Given information:
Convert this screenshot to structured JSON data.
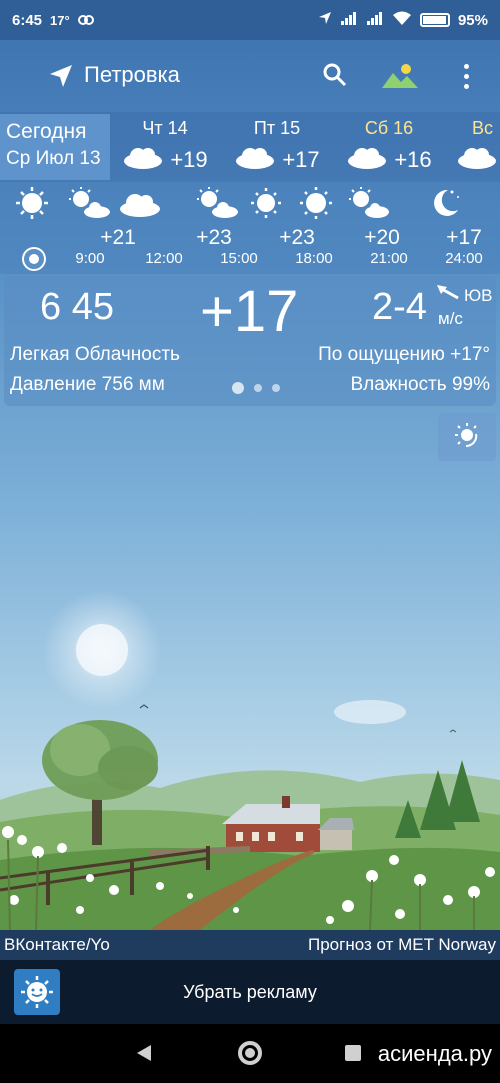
{
  "status_bar": {
    "time": "6:45",
    "temp_indicator": "17°",
    "battery": "95%"
  },
  "header": {
    "city": "Петровка"
  },
  "days": {
    "today": {
      "label": "Сегодня",
      "date": "Ср Июл 13"
    },
    "items": [
      {
        "label": "Чт 14",
        "temp": "+19",
        "icon": "cloud-icon"
      },
      {
        "label": "Пт 15",
        "temp": "+17",
        "icon": "cloud-icon"
      },
      {
        "label": "Сб 16",
        "temp": "+16",
        "icon": "cloud-icon",
        "weekend": true
      },
      {
        "label": "Вс",
        "temp": "",
        "icon": "cloud-icon"
      }
    ]
  },
  "hourly": [
    {
      "time": "9:00",
      "temp": "+21",
      "icon": "partly-cloudy-icon"
    },
    {
      "time": "12:00",
      "temp": "+23",
      "icon": "cloud-icon"
    },
    {
      "time": "15:00",
      "temp": "+23",
      "icon": "partly-cloudy-icon"
    },
    {
      "time": "18:00",
      "temp": "+23",
      "icon": "sun-icon"
    },
    {
      "time": "21:00",
      "temp": "+20",
      "icon": "sun-icon"
    },
    {
      "time": "24:00",
      "temp": "+17",
      "icon": "partly-cloudy-icon"
    },
    {
      "time": "",
      "temp": "",
      "icon": "moon-icon"
    }
  ],
  "current": {
    "time": "6 45",
    "temperature": "+17",
    "wind_speed": "2-4",
    "wind_direction": "ЮВ",
    "wind_unit": "м/с",
    "condition": "Легкая Облачность",
    "feels_like": "По ощущению +17°",
    "pressure": "Давление 756 мм",
    "humidity": "Влажность 99%"
  },
  "footer": {
    "left": "ВКонтакте/Yo",
    "right": "Прогноз от MET Norway"
  },
  "ad": {
    "text": "Убрать рекламу"
  },
  "watermark": "асиенда.ру",
  "colors": {
    "accent": "#5f93cc",
    "weekend": "#ffe58a",
    "adbar": "#0d1b2e"
  }
}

Required work:
Write out the whole listing exactly, and drop the pictures.

Result below:
Convert this screenshot to structured JSON data.
{
  "status_bar": {
    "time": "6:45",
    "temp_indicator": "17°",
    "battery": "95%"
  },
  "header": {
    "city": "Петровка"
  },
  "days": {
    "today": {
      "label": "Сегодня",
      "date": "Ср Июл 13"
    },
    "items": [
      {
        "label": "Чт 14",
        "temp": "+19",
        "icon": "cloud-icon"
      },
      {
        "label": "Пт 15",
        "temp": "+17",
        "icon": "cloud-icon"
      },
      {
        "label": "Сб 16",
        "temp": "+16",
        "icon": "cloud-icon",
        "weekend": true
      },
      {
        "label": "Вс",
        "temp": "",
        "icon": "cloud-icon"
      }
    ]
  },
  "hourly": [
    {
      "time": "9:00",
      "temp": "+21",
      "icon": "partly-cloudy-icon"
    },
    {
      "time": "12:00",
      "temp": "+23",
      "icon": "cloud-icon"
    },
    {
      "time": "15:00",
      "temp": "+23",
      "icon": "partly-cloudy-icon"
    },
    {
      "time": "18:00",
      "temp": "+23",
      "icon": "sun-icon"
    },
    {
      "time": "21:00",
      "temp": "+20",
      "icon": "sun-icon"
    },
    {
      "time": "24:00",
      "temp": "+17",
      "icon": "partly-cloudy-icon"
    },
    {
      "time": "",
      "temp": "",
      "icon": "moon-icon"
    }
  ],
  "current": {
    "time": "6 45",
    "temperature": "+17",
    "wind_speed": "2-4",
    "wind_direction": "ЮВ",
    "wind_unit": "м/с",
    "condition": "Легкая Облачность",
    "feels_like": "По ощущению +17°",
    "pressure": "Давление 756 мм",
    "humidity": "Влажность 99%"
  },
  "footer": {
    "left": "ВКонтакте/Yo",
    "right": "Прогноз от MET Norway"
  },
  "ad": {
    "text": "Убрать рекламу"
  },
  "watermark": "асиенда.ру",
  "colors": {
    "accent": "#5f93cc",
    "weekend": "#ffe58a",
    "adbar": "#0d1b2e"
  }
}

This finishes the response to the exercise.